# Challenge
Copy each line below in which the word "content" occurs.

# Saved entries
◆ ◆ ◆
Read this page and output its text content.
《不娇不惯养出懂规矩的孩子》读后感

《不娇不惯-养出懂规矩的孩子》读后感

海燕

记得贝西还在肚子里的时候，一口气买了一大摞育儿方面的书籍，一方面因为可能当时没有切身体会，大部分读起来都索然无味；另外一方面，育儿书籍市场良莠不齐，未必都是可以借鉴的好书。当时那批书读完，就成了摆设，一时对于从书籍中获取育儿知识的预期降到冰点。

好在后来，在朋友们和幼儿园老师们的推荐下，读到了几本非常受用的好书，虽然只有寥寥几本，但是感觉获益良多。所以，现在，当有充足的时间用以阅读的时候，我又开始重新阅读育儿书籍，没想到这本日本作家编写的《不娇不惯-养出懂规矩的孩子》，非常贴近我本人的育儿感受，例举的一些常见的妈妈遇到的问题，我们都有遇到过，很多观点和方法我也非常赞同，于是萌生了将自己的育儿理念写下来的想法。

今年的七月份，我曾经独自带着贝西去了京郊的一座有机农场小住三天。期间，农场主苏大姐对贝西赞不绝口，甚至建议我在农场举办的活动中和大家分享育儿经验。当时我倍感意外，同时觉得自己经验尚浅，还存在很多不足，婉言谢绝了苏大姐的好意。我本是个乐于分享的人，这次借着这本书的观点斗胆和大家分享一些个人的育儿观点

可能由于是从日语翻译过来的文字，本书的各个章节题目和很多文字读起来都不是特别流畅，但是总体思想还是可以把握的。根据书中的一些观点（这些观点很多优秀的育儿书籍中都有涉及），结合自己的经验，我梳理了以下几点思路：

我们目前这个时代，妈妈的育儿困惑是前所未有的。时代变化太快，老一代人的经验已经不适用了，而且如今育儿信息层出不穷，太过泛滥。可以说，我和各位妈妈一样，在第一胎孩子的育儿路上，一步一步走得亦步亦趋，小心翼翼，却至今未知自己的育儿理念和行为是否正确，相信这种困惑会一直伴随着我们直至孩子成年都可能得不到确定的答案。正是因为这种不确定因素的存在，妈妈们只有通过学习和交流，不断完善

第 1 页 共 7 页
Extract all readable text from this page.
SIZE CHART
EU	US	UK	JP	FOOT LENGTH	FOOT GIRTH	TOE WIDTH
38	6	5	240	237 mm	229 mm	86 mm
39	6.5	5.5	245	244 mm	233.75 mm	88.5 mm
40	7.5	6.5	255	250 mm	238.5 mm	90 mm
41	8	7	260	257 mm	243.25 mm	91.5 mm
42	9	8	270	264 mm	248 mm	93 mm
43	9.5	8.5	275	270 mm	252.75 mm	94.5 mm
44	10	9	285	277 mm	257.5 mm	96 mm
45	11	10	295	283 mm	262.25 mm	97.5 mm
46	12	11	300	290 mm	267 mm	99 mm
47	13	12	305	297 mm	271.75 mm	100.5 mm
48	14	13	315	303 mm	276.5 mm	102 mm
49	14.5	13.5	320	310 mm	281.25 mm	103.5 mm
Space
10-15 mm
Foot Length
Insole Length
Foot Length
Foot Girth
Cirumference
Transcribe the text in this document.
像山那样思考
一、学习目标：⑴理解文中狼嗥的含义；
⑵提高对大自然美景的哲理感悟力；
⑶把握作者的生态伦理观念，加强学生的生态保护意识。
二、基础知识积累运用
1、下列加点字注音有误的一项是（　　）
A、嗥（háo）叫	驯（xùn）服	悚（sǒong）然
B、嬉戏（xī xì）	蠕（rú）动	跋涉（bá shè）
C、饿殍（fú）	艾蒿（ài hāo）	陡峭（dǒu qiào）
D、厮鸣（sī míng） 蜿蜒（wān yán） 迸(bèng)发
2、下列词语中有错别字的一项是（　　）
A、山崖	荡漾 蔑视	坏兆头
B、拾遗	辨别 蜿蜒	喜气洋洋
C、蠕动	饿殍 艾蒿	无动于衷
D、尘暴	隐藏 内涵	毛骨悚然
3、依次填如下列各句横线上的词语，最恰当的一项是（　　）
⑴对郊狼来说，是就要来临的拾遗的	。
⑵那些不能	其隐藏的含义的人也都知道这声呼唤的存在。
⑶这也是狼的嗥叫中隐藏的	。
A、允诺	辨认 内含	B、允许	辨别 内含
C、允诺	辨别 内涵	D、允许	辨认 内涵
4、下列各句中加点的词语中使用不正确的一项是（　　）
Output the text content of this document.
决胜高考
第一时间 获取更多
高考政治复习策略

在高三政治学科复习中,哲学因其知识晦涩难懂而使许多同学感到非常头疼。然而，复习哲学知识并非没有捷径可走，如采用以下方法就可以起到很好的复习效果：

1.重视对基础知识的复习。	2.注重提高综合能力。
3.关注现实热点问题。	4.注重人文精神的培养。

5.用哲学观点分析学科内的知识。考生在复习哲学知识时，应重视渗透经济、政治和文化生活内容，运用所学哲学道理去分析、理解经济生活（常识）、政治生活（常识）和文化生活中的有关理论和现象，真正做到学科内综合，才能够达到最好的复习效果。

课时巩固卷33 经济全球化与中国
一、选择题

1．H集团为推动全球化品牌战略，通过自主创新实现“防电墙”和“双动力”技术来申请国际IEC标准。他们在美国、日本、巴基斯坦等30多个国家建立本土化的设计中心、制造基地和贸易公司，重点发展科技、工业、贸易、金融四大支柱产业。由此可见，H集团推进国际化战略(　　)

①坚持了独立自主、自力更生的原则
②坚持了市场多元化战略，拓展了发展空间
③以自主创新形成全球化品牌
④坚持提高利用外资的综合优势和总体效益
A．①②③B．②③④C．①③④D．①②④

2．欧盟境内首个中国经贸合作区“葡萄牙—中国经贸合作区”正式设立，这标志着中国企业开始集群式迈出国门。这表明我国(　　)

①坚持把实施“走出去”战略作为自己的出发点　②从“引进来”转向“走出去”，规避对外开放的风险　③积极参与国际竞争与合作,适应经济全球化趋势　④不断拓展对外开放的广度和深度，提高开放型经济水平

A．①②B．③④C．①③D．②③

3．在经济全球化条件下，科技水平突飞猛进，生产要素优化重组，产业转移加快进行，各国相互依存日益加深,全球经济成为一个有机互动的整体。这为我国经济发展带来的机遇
◆ ◆ ◆
# The response
Read this page and output its text content.
Output the text content of this document.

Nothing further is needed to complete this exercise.